Exercise description:
Copy all the entries below exactly, but not the pictures.

Given records:
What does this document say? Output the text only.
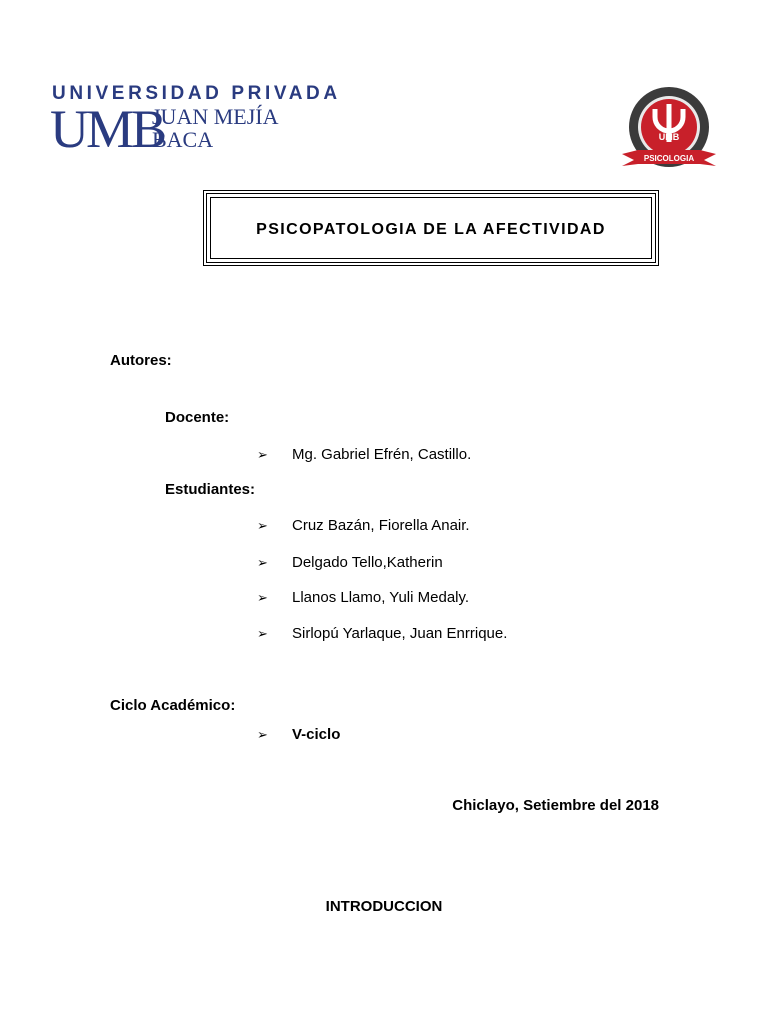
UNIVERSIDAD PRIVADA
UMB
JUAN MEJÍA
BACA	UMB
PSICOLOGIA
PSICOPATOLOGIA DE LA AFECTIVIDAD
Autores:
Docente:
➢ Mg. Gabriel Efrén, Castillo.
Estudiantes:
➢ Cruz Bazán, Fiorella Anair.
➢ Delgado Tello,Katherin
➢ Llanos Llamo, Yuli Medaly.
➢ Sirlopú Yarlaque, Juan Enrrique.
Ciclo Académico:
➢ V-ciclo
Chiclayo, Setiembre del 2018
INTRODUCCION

Output:
What does this document say? Output the text only.
UNIVERSIDAD PRIVADA
UMB
JUAN MEJÍA
BACA	UMB
PSICOLOGIA
PSICOPATOLOGIA DE LA AFECTIVIDAD
Autores:
Docente:
➢ Mg. Gabriel Efrén, Castillo.
Estudiantes:
➢ Cruz Bazán, Fiorella Anair.
➢ Delgado Tello,Katherin
➢ Llanos Llamo, Yuli Medaly.
➢ Sirlopú Yarlaque, Juan Enrrique.
Ciclo Académico:
➢ V-ciclo
Chiclayo, Setiembre del 2018
INTRODUCCION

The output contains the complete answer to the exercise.